Below are the records. Gather each line that holds "this".

— Start of DATA PROVIDED —

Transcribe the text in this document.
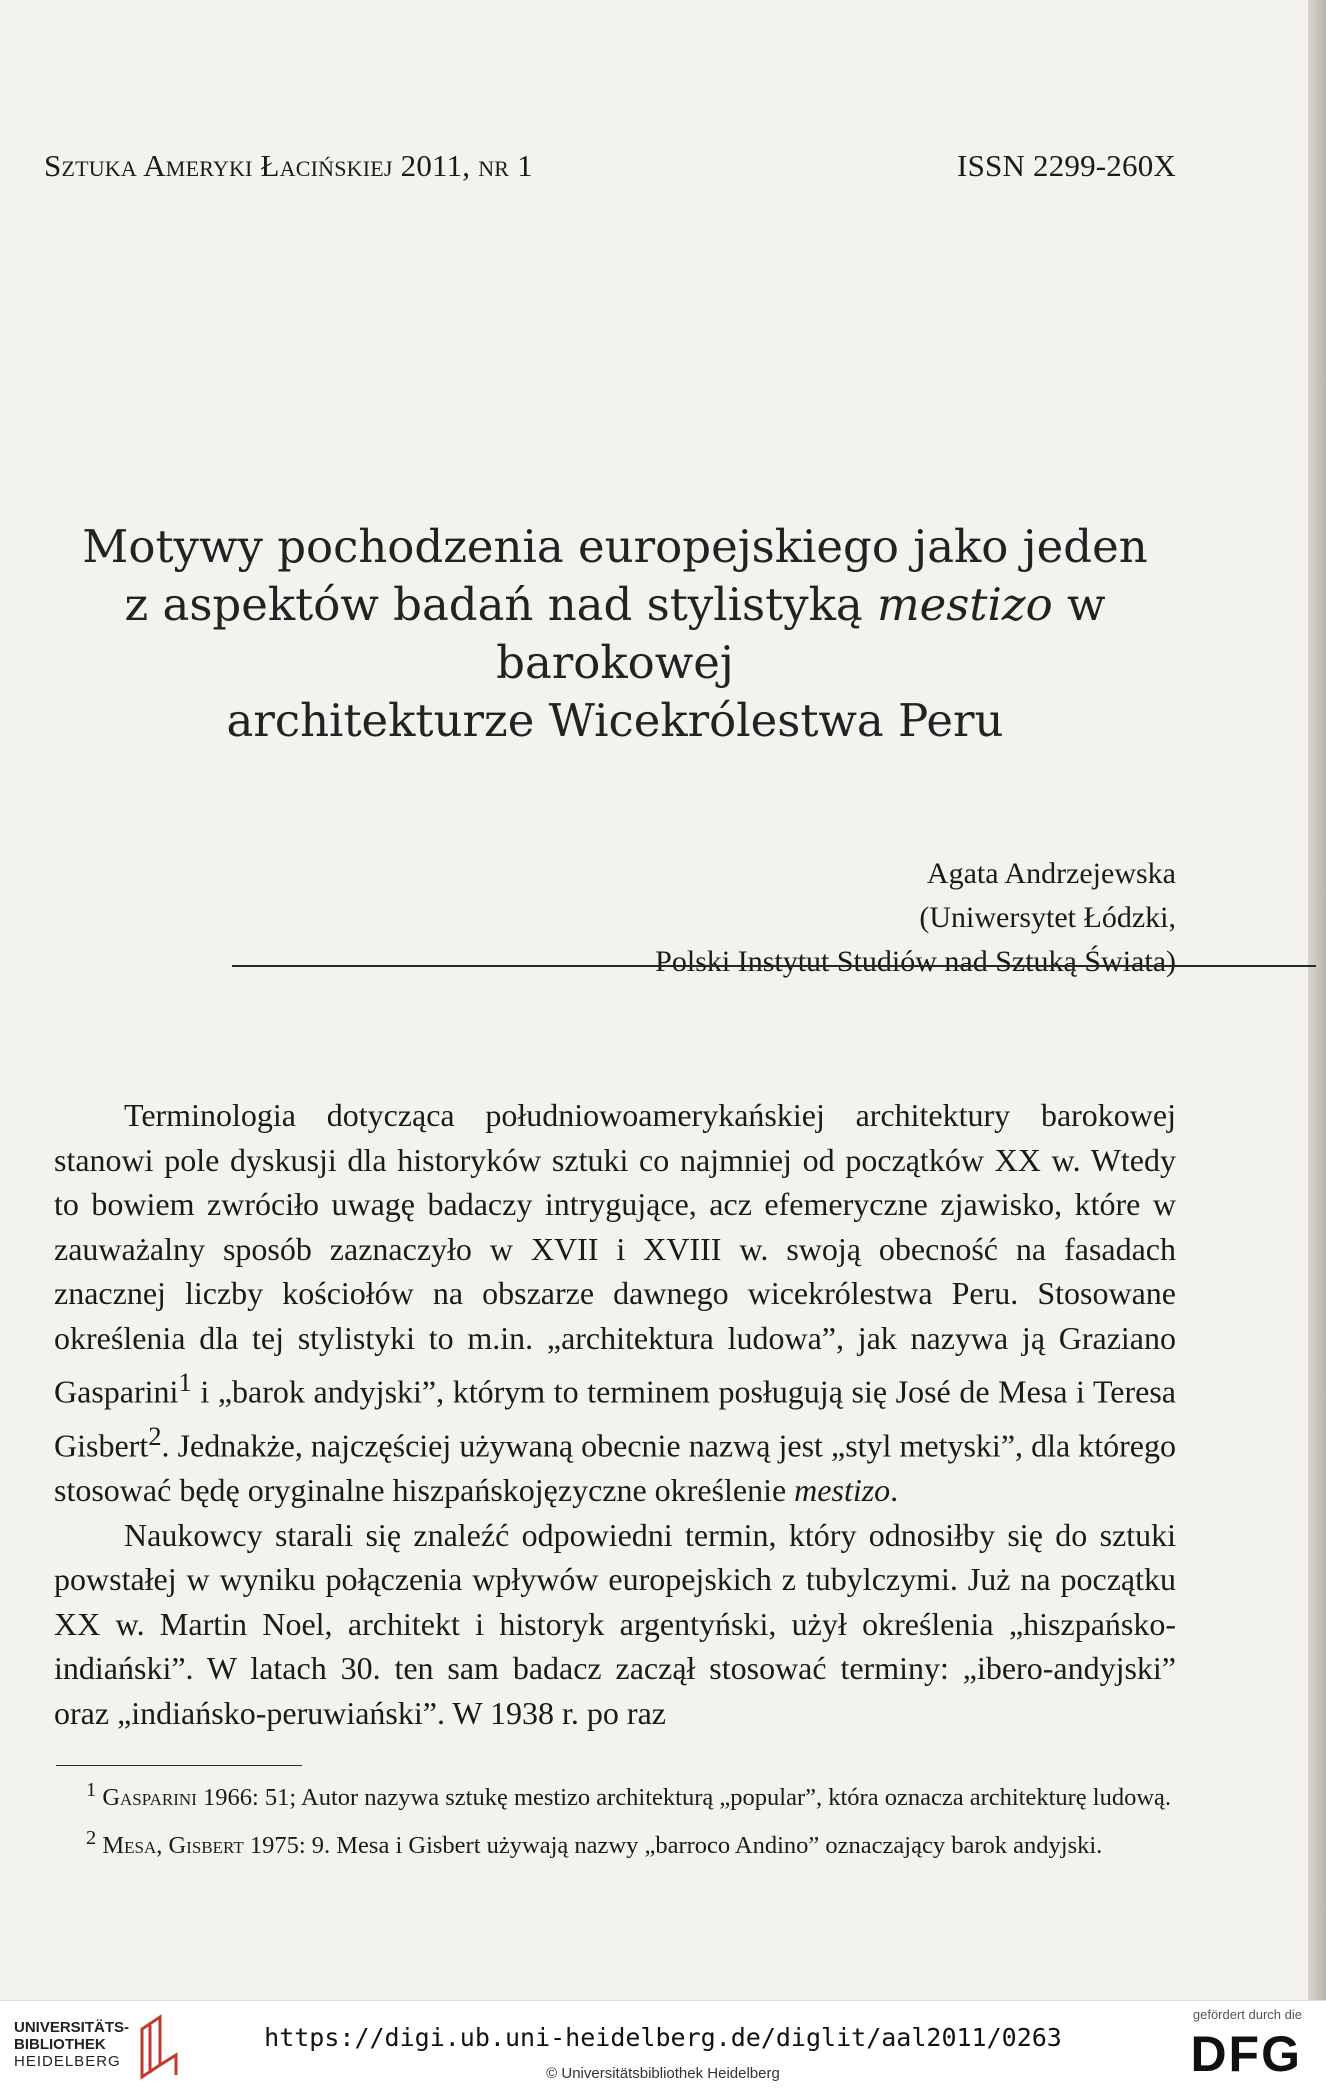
Sztuka Ameryki Łacińskiej 2011, nr 1	ISSN 2299-260X
Motywy pochodzenia europejskiego jako jeden
z aspektów badań nad stylistyką mestizo w barokowej
architekturze Wicekrólestwa Peru
Agata Andrzejewska
(Uniwersytet Łódzki,
Polski Instytut Studiów nad Sztuką Świata)

Terminologia dotycząca południowoamerykańskiej architektury barokowej stanowi pole dyskusji dla historyków sztuki co najmniej od początków XX w. Wtedy to bowiem zwróciło uwagę badaczy intrygujące, acz efemeryczne zjawisko, które w zauważalny sposób zaznaczyło w XVII i XVIII w. swoją obecność na fasadach znacznej liczby kościołów na obszarze dawnego wicekrólestwa Peru. Stosowane określenia dla tej stylistyki to m.in. „architektura ludowa”, jak nazywa ją Graziano Gasparini$^1$ i „barok andyjski”, którym to terminem posługują się José de Mesa i Teresa Gisbert$^2$. Jednakże, najczęściej używaną obecnie nazwą jest „styl metyski”, dla którego stosować będę oryginalne hiszpańskojęzyczne określenie mestizo.

Naukowcy starali się znaleźć odpowiedni termin, który odnosiłby się do sztuki powstałej w wyniku połączenia wpływów europejskich z tubylczymi. Już na początku XX w. Martin Noel, architekt i historyk argentyński, użył określenia „hiszpańsko-indiański”. W latach 30. ten sam badacz zaczął stosować terminy: „ibero-andyjski” oraz „indiańsko-peruwiański”. W 1938 r. po raz

$^1$ Gasparini 1966: 51; Autor nazywa sztukę mestizo architekturą „popular”, która oznacza architekturę ludową.

$^2$ Mesa, Gisbert 1975: 9. Mesa i Gisbert używają nazwy „barroco Andino” oznaczający barok andyjski.

UNIVERSITÄTS-
BIBLIOTHEK
HEIDELBERG
https://digi.ub.uni-heidelberg.de/diglit/aal2011/0263
© Universitätsbibliothek Heidelberg
gefördert durch die
DFG
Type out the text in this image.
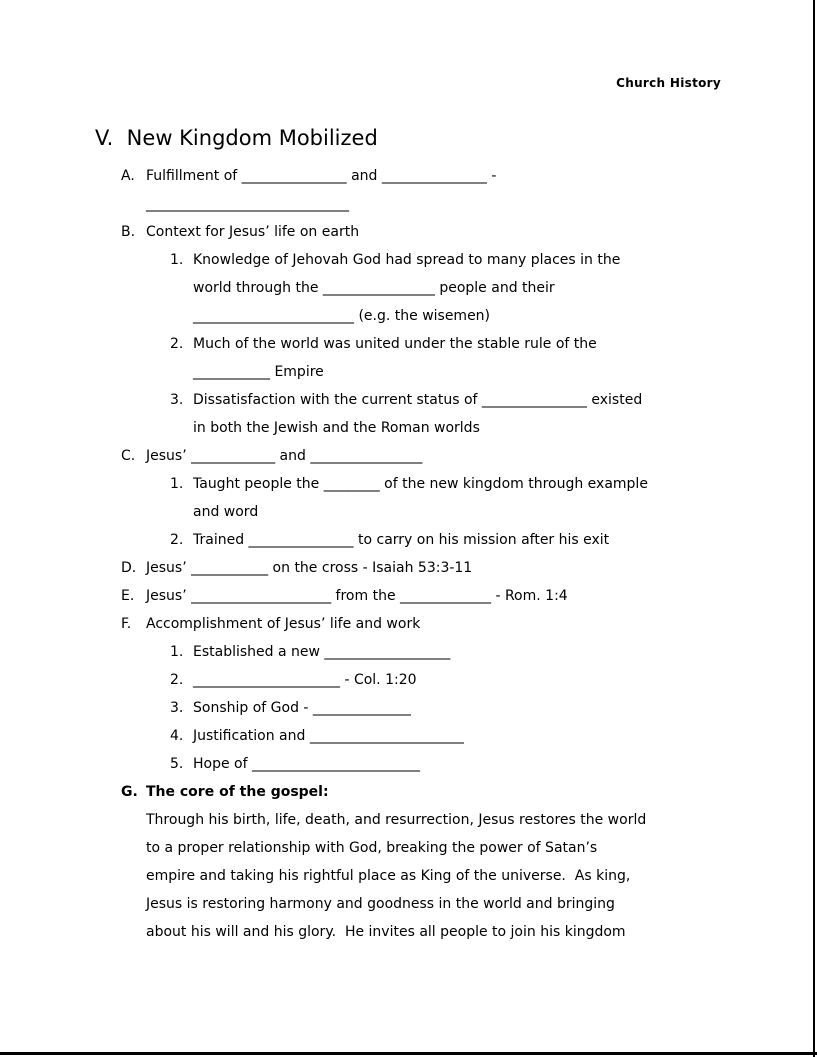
Church History

V.  New Kingdom Mobilized
A. Fulfillment of _______________ and _______________ -
_____________________________
B. Context for Jesus’ life on earth
1. Knowledge of Jehovah God had spread to many places in the
world through the ________________ people and their
_______________________ (e.g. the wisemen)
2. Much of the world was united under the stable rule of the
___________ Empire
3. Dissatisfaction with the current status of _______________ existed
in both the Jewish and the Roman worlds
C. Jesus’ ____________ and ________________
1. Taught people the ________ of the new kingdom through example
and word
2. Trained _______________ to carry on his mission after his exit
D. Jesus’ ___________ on the cross - Isaiah 53:3-11
E. Jesus’ ____________________ from the _____________ - Rom. 1:4
F.	Accomplishment of Jesus’ life and work
1. Established a new __________________
2. _____________________ - Col. 1:20
3. Sonship of God - ______________
4. Justification and ______________________
5. Hope of ________________________
G. The core of the gospel:
Through his birth, life, death, and resurrection, Jesus restores the world
to a proper relationship with God, breaking the power of Satan’s
empire and taking his rightful place as King of the universe.  As king,
Jesus is restoring harmony and goodness in the world and bringing
about his will and his glory.  He invites all people to join his kingdom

— End of DATA PROVIDED —

CORRECT RESULT:
Transcribe the text in this document.
Type out the text in this image.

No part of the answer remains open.